| MATERIAL SHOWN |
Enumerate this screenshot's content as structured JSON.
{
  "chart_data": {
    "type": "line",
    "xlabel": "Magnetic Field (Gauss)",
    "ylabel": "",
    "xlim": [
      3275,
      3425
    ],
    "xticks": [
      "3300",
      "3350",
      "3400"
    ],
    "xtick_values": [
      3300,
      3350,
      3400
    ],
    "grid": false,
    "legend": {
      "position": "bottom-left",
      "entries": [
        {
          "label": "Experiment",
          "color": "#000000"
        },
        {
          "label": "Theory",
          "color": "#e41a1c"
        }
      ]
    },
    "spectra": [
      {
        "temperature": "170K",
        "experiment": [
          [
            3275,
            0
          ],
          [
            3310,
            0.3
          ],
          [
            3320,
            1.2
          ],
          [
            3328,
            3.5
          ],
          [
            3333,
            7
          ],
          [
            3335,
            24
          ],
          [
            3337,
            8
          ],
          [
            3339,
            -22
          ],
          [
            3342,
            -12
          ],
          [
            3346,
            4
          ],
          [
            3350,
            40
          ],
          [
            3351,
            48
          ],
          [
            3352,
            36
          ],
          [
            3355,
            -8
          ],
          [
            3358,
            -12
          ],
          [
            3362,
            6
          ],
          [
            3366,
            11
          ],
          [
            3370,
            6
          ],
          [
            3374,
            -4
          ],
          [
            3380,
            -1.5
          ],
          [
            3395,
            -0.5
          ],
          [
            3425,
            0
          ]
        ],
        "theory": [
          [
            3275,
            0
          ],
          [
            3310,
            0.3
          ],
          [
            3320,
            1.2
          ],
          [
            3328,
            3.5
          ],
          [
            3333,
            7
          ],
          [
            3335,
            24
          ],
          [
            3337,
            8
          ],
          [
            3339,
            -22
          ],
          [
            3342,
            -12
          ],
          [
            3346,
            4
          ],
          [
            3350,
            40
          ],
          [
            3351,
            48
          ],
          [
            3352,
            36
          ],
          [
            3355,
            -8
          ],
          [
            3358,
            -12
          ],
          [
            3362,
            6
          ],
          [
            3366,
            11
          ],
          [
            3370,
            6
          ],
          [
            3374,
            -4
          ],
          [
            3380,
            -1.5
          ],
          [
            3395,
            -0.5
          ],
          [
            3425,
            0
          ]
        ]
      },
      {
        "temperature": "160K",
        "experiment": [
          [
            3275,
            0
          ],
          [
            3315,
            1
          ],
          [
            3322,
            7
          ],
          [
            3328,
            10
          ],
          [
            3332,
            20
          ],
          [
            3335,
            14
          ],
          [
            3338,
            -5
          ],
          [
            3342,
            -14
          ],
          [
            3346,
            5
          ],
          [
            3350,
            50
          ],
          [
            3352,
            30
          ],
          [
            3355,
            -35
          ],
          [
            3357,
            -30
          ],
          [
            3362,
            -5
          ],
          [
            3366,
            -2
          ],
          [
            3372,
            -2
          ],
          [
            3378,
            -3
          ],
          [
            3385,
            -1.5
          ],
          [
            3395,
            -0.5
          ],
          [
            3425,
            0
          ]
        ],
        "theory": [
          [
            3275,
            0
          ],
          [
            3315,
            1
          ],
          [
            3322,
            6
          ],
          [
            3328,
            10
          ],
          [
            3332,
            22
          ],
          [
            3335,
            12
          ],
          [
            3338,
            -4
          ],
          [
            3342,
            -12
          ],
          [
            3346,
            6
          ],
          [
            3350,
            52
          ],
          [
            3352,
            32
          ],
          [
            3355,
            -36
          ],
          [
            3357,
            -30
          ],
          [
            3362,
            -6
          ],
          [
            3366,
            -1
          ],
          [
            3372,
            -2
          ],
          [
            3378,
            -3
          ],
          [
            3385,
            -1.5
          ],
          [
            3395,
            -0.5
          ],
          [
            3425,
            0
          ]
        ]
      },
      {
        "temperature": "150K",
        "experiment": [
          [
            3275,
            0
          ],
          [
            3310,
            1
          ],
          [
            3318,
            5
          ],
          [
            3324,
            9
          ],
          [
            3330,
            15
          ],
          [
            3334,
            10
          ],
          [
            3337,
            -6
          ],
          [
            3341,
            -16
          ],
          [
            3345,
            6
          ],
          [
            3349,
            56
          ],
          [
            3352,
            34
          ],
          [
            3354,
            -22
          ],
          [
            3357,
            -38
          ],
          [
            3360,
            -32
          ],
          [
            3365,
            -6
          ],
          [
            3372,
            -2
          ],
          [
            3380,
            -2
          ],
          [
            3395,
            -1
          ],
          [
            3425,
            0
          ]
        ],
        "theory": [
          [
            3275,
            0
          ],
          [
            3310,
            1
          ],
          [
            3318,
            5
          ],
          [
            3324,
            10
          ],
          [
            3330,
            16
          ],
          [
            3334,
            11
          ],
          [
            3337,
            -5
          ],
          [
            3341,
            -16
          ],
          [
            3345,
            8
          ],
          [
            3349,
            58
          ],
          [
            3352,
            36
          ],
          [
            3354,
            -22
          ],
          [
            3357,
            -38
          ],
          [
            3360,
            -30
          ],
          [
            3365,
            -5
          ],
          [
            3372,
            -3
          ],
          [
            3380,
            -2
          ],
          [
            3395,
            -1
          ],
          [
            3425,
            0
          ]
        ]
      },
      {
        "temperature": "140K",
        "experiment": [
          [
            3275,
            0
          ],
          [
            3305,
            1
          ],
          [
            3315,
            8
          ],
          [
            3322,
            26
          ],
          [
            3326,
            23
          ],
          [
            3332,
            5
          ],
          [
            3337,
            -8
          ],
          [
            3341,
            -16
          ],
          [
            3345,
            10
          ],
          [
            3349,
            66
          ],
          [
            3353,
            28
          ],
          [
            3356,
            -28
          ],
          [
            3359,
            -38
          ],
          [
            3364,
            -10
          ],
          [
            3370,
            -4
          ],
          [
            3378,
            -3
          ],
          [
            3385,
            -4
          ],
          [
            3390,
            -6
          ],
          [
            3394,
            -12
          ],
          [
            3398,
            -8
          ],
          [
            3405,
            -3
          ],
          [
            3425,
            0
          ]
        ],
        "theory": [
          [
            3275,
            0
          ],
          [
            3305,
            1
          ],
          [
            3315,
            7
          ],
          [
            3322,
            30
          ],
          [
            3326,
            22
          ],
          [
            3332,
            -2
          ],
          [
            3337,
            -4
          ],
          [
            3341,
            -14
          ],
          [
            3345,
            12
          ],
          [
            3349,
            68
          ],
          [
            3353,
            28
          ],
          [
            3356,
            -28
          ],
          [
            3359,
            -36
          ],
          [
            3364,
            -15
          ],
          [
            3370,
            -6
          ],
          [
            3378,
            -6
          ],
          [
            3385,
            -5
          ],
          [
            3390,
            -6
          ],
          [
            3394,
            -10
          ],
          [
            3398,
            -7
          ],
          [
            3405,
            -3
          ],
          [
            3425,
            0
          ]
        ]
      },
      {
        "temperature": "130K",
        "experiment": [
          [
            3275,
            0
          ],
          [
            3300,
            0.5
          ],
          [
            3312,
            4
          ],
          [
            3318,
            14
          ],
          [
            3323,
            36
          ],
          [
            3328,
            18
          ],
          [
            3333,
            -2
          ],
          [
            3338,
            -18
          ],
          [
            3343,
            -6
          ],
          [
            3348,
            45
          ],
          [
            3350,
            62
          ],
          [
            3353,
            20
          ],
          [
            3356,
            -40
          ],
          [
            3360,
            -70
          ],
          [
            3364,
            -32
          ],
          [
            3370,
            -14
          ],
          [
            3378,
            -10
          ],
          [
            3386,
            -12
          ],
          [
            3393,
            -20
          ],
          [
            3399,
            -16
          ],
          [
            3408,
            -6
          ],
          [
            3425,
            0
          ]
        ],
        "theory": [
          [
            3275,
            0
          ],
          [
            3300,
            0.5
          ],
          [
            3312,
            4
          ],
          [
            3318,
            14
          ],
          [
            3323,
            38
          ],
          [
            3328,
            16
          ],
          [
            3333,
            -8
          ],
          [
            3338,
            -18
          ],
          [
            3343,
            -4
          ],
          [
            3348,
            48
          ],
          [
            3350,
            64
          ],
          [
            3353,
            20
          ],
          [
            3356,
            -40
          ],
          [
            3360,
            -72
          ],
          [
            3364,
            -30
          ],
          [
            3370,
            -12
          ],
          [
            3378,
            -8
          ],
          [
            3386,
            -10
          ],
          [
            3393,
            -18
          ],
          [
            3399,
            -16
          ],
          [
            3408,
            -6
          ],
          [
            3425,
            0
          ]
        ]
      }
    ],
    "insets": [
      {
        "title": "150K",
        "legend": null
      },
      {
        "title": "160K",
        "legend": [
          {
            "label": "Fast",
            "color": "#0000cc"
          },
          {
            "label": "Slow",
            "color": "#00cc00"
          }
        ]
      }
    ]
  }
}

| EXERCISE DESCRIPTION |
Identify the lines of the entries containing the string "temperature". Copy each such line.

| REPLY |
        "temperature": "170K",
        "temperature": "160K",
        "temperature": "150K",
        "temperature": "140K",
        "temperature": "130K",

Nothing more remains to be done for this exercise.